> **Directive**:
Do not copy the pictures; transcribe all other material exactly.

> **Data extract**:
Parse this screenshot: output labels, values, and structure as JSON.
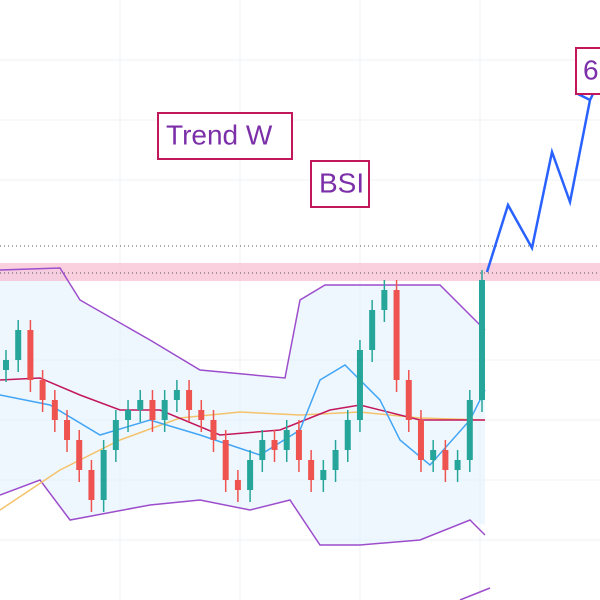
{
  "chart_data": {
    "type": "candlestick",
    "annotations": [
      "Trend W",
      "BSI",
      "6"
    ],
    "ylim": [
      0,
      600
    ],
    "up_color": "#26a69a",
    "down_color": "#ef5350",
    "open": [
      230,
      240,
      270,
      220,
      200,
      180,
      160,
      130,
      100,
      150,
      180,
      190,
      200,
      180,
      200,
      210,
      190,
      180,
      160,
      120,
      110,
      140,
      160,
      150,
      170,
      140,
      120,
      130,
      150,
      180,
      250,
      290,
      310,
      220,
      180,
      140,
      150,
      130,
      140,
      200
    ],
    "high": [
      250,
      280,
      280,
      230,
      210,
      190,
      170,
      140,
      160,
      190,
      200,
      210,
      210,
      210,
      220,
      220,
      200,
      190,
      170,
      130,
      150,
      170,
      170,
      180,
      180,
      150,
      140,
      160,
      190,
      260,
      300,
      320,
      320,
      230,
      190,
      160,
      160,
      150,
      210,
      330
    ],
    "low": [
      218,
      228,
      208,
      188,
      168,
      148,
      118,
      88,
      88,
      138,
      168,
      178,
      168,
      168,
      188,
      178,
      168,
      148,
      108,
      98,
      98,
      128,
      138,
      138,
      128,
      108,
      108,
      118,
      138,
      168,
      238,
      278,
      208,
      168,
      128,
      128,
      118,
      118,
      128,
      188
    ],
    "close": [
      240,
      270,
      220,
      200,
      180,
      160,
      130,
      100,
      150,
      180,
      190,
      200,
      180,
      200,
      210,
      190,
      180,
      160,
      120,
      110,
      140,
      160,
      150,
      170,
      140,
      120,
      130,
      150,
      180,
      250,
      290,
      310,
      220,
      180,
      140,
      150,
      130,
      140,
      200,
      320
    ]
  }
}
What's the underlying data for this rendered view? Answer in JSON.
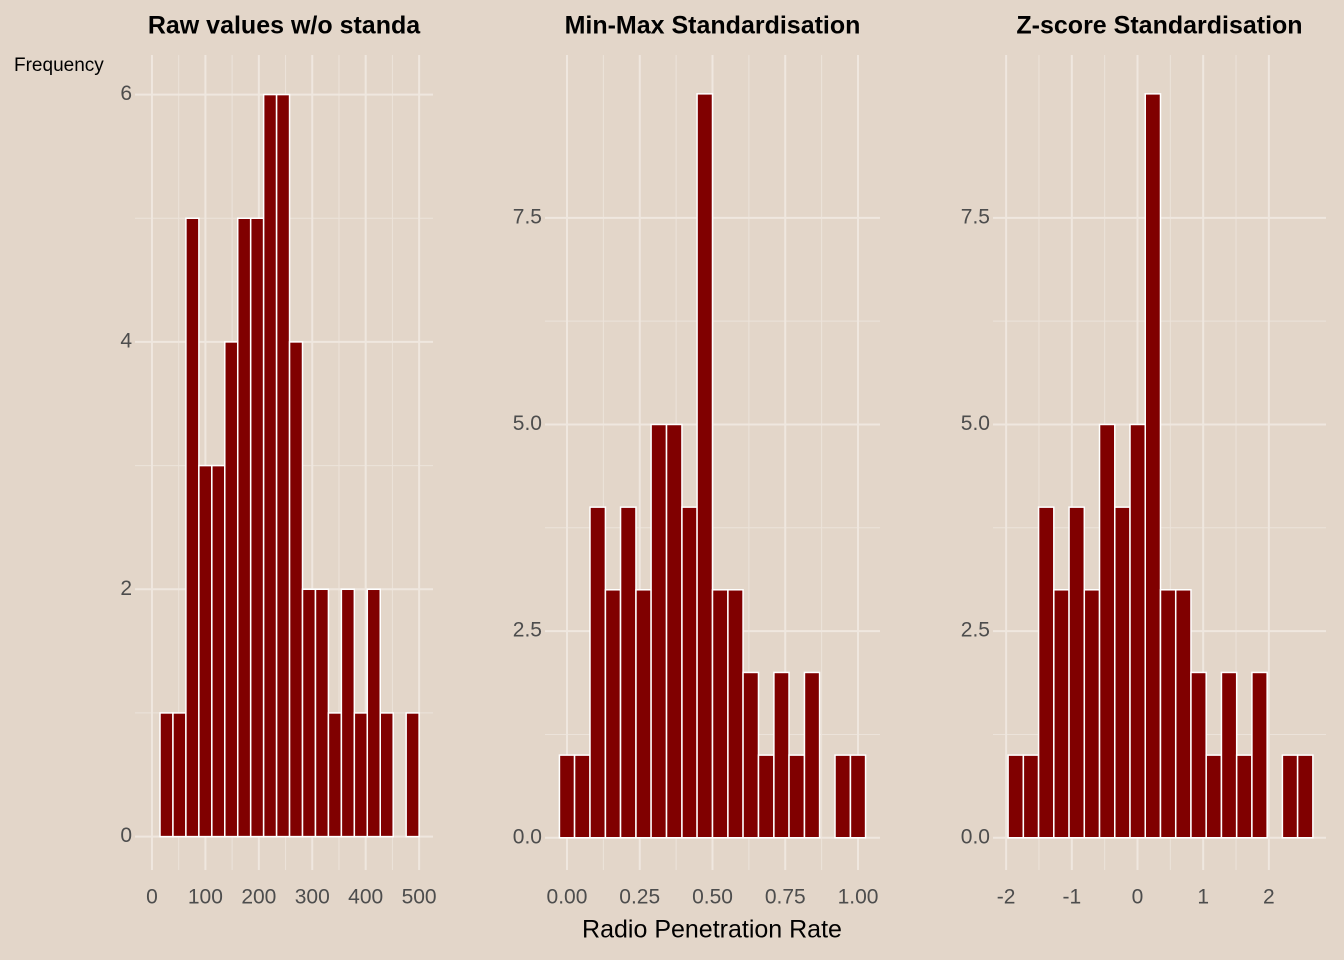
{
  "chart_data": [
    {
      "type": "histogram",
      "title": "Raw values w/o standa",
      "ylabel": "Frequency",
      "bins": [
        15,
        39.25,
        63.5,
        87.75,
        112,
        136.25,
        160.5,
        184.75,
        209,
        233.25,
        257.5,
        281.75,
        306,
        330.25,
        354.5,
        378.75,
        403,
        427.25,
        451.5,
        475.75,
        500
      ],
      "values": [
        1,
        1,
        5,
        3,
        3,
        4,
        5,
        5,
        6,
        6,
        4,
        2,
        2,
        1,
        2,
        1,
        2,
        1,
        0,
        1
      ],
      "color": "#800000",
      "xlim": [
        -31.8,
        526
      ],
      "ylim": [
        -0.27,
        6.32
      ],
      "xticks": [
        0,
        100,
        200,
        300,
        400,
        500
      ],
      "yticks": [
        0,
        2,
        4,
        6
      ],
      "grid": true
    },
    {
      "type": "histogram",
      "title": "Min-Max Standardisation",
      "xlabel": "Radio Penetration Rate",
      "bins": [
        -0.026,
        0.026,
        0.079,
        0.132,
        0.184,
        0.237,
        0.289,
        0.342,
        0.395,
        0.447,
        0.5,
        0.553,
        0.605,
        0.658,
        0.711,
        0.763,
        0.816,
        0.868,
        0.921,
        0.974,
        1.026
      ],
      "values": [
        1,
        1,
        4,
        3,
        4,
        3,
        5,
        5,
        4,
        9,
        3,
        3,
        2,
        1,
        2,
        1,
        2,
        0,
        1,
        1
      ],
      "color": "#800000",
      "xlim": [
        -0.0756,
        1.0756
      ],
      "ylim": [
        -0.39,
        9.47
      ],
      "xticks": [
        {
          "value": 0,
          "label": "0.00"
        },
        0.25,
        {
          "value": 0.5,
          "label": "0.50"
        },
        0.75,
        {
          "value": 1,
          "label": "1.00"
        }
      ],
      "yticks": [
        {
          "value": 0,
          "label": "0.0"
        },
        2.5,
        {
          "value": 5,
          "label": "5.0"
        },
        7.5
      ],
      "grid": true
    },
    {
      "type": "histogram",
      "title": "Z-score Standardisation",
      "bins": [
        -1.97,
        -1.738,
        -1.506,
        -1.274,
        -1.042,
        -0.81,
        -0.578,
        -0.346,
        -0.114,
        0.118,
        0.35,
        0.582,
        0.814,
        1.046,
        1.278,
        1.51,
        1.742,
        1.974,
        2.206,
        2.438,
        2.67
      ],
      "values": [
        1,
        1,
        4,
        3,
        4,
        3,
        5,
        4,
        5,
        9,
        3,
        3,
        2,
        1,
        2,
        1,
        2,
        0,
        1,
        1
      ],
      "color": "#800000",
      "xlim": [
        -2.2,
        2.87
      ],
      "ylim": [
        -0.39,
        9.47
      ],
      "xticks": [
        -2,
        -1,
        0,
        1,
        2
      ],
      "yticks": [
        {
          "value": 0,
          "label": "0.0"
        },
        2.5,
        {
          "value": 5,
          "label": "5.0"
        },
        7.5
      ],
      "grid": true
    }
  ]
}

> **Exercise result**:
Parse this screenshot: output labels, values, and structure as JSON.
{
  "chart_data": {
    "type": "candlestick",
    "annotations": [
      "Trend W",
      "BSI",
      "6"
    ],
    "ylim": [
      0,
      600
    ],
    "up_color": "#26a69a",
    "down_color": "#ef5350",
    "open": [
      230,
      240,
      270,
      220,
      200,
      180,
      160,
      130,
      100,
      150,
      180,
      190,
      200,
      180,
      200,
      210,
      190,
      180,
      160,
      120,
      110,
      140,
      160,
      150,
      170,
      140,
      120,
      130,
      150,
      180,
      250,
      290,
      310,
      220,
      180,
      140,
      150,
      130,
      140,
      200
    ],
    "high": [
      250,
      280,
      280,
      230,
      210,
      190,
      170,
      140,
      160,
      190,
      200,
      210,
      210,
      210,
      220,
      220,
      200,
      190,
      170,
      130,
      150,
      170,
      170,
      180,
      180,
      150,
      140,
      160,
      190,
      260,
      300,
      320,
      320,
      230,
      190,
      160,
      160,
      150,
      210,
      330
    ],
    "low": [
      218,
      228,
      208,
      188,
      168,
      148,
      118,
      88,
      88,
      138,
      168,
      178,
      168,
      168,
      188,
      178,
      168,
      148,
      108,
      98,
      98,
      128,
      138,
      138,
      128,
      108,
      108,
      118,
      138,
      168,
      238,
      278,
      208,
      168,
      128,
      128,
      118,
      118,
      128,
      188
    ],
    "close": [
      240,
      270,
      220,
      200,
      180,
      160,
      130,
      100,
      150,
      180,
      190,
      200,
      180,
      200,
      210,
      190,
      180,
      160,
      120,
      110,
      140,
      160,
      150,
      170,
      140,
      120,
      130,
      150,
      180,
      250,
      290,
      310,
      220,
      180,
      140,
      150,
      130,
      140,
      200,
      320
    ]
  }
}
What's the underlying data for this rendered view? Answer in JSON.
{
  "chart_data": [
    {
      "type": "histogram",
      "title": "Raw values w/o standa",
      "ylabel": "Frequency",
      "bins": [
        15,
        39.25,
        63.5,
        87.75,
        112,
        136.25,
        160.5,
        184.75,
        209,
        233.25,
        257.5,
        281.75,
        306,
        330.25,
        354.5,
        378.75,
        403,
        427.25,
        451.5,
        475.75,
        500
      ],
      "values": [
        1,
        1,
        5,
        3,
        3,
        4,
        5,
        5,
        6,
        6,
        4,
        2,
        2,
        1,
        2,
        1,
        2,
        1,
        0,
        1
      ],
      "color": "#800000",
      "xlim": [
        -31.8,
        526
      ],
      "ylim": [
        -0.27,
        6.32
      ],
      "xticks": [
        0,
        100,
        200,
        300,
        400,
        500
      ],
      "yticks": [
        0,
        2,
        4,
        6
      ],
      "grid": true
    },
    {
      "type": "histogram",
      "title": "Min-Max Standardisation",
      "xlabel": "Radio Penetration Rate",
      "bins": [
        -0.026,
        0.026,
        0.079,
        0.132,
        0.184,
        0.237,
        0.289,
        0.342,
        0.395,
        0.447,
        0.5,
        0.553,
        0.605,
        0.658,
        0.711,
        0.763,
        0.816,
        0.868,
        0.921,
        0.974,
        1.026
      ],
      "values": [
        1,
        1,
        4,
        3,
        4,
        3,
        5,
        5,
        4,
        9,
        3,
        3,
        2,
        1,
        2,
        1,
        2,
        0,
        1,
        1
      ],
      "color": "#800000",
      "xlim": [
        -0.0756,
        1.0756
      ],
      "ylim": [
        -0.39,
        9.47
      ],
      "xticks": [
        {
          "value": 0,
          "label": "0.00"
        },
        0.25,
        {
          "value": 0.5,
          "label": "0.50"
        },
        0.75,
        {
          "value": 1,
          "label": "1.00"
        }
      ],
      "yticks": [
        {
          "value": 0,
          "label": "0.0"
        },
        2.5,
        {
          "value": 5,
          "label": "5.0"
        },
        7.5
      ],
      "grid": true
    },
    {
      "type": "histogram",
      "title": "Z-score Standardisation",
      "bins": [
        -1.97,
        -1.738,
        -1.506,
        -1.274,
        -1.042,
        -0.81,
        -0.578,
        -0.346,
        -0.114,
        0.118,
        0.35,
        0.582,
        0.814,
        1.046,
        1.278,
        1.51,
        1.742,
        1.974,
        2.206,
        2.438,
        2.67
      ],
      "values": [
        1,
        1,
        4,
        3,
        4,
        3,
        5,
        4,
        5,
        9,
        3,
        3,
        2,
        1,
        2,
        1,
        2,
        0,
        1,
        1
      ],
      "color": "#800000",
      "xlim": [
        -2.2,
        2.87
      ],
      "ylim": [
        -0.39,
        9.47
      ],
      "xticks": [
        -2,
        -1,
        0,
        1,
        2
      ],
      "yticks": [
        {
          "value": 0,
          "label": "0.0"
        },
        2.5,
        {
          "value": 5,
          "label": "5.0"
        },
        7.5
      ],
      "grid": true
    }
  ]
}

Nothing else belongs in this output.